- [Task details]: Produce a verbatim copy of the entries listed below.

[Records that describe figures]
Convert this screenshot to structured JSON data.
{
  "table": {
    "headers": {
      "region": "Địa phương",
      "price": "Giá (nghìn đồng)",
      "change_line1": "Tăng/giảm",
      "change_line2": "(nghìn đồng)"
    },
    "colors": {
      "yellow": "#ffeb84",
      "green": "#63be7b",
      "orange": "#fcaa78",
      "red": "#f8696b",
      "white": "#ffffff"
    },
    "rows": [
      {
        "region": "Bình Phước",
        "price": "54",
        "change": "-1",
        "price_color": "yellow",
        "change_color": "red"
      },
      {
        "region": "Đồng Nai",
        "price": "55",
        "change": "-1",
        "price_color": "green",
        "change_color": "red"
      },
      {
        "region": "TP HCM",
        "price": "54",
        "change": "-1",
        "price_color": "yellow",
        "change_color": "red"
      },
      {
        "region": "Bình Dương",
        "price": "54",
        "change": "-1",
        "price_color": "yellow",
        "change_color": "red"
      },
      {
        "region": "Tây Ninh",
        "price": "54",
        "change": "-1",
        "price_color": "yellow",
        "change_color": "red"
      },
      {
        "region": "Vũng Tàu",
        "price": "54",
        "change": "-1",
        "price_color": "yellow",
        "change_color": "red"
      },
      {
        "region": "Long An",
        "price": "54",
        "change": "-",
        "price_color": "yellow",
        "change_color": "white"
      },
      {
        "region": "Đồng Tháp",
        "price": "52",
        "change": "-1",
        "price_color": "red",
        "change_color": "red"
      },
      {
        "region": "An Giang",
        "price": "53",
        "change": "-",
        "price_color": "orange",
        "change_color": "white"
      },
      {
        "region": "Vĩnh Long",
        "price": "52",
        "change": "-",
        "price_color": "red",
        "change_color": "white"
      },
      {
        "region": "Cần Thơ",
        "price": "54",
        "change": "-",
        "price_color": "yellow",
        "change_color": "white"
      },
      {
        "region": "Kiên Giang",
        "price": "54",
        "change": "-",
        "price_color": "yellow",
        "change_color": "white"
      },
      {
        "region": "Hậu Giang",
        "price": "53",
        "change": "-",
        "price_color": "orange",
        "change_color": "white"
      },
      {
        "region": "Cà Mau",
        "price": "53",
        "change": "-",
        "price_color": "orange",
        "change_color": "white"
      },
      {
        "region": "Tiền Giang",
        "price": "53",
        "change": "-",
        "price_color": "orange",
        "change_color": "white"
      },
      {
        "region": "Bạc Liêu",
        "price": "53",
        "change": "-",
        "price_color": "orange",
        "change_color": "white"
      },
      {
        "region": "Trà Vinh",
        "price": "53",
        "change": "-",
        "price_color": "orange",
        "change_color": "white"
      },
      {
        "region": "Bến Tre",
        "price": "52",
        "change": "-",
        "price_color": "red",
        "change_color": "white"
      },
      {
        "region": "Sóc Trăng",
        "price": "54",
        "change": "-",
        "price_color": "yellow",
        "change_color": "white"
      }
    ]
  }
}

- [The answer]:
Convert this screenshot to structured JSON data.
{
  "table": {
    "headers": {
      "region": "Địa phương",
      "price": "Giá (nghìn đồng)",
      "change_line1": "Tăng/giảm",
      "change_line2": "(nghìn đồng)"
    },
    "colors": {
      "yellow": "#ffeb84",
      "green": "#63be7b",
      "orange": "#fcaa78",
      "red": "#f8696b",
      "white": "#ffffff"
    },
    "rows": [
      {
        "region": "Bình Phước",
        "price": "54",
        "change": "-1",
        "price_color": "yellow",
        "change_color": "red"
      },
      {
        "region": "Đồng Nai",
        "price": "55",
        "change": "-1",
        "price_color": "green",
        "change_color": "red"
      },
      {
        "region": "TP HCM",
        "price": "54",
        "change": "-1",
        "price_color": "yellow",
        "change_color": "red"
      },
      {
        "region": "Bình Dương",
        "price": "54",
        "change": "-1",
        "price_color": "yellow",
        "change_color": "red"
      },
      {
        "region": "Tây Ninh",
        "price": "54",
        "change": "-1",
        "price_color": "yellow",
        "change_color": "red"
      },
      {
        "region": "Vũng Tàu",
        "price": "54",
        "change": "-1",
        "price_color": "yellow",
        "change_color": "red"
      },
      {
        "region": "Long An",
        "price": "54",
        "change": "-",
        "price_color": "yellow",
        "change_color": "white"
      },
      {
        "region": "Đồng Tháp",
        "price": "52",
        "change": "-1",
        "price_color": "red",
        "change_color": "red"
      },
      {
        "region": "An Giang",
        "price": "53",
        "change": "-",
        "price_color": "orange",
        "change_color": "white"
      },
      {
        "region": "Vĩnh Long",
        "price": "52",
        "change": "-",
        "price_color": "red",
        "change_color": "white"
      },
      {
        "region": "Cần Thơ",
        "price": "54",
        "change": "-",
        "price_color": "yellow",
        "change_color": "white"
      },
      {
        "region": "Kiên Giang",
        "price": "54",
        "change": "-",
        "price_color": "yellow",
        "change_color": "white"
      },
      {
        "region": "Hậu Giang",
        "price": "53",
        "change": "-",
        "price_color": "orange",
        "change_color": "white"
      },
      {
        "region": "Cà Mau",
        "price": "53",
        "change": "-",
        "price_color": "orange",
        "change_color": "white"
      },
      {
        "region": "Tiền Giang",
        "price": "53",
        "change": "-",
        "price_color": "orange",
        "change_color": "white"
      },
      {
        "region": "Bạc Liêu",
        "price": "53",
        "change": "-",
        "price_color": "orange",
        "change_color": "white"
      },
      {
        "region": "Trà Vinh",
        "price": "53",
        "change": "-",
        "price_color": "orange",
        "change_color": "white"
      },
      {
        "region": "Bến Tre",
        "price": "52",
        "change": "-",
        "price_color": "red",
        "change_color": "white"
      },
      {
        "region": "Sóc Trăng",
        "price": "54",
        "change": "-",
        "price_color": "yellow",
        "change_color": "white"
      }
    ]
  }
}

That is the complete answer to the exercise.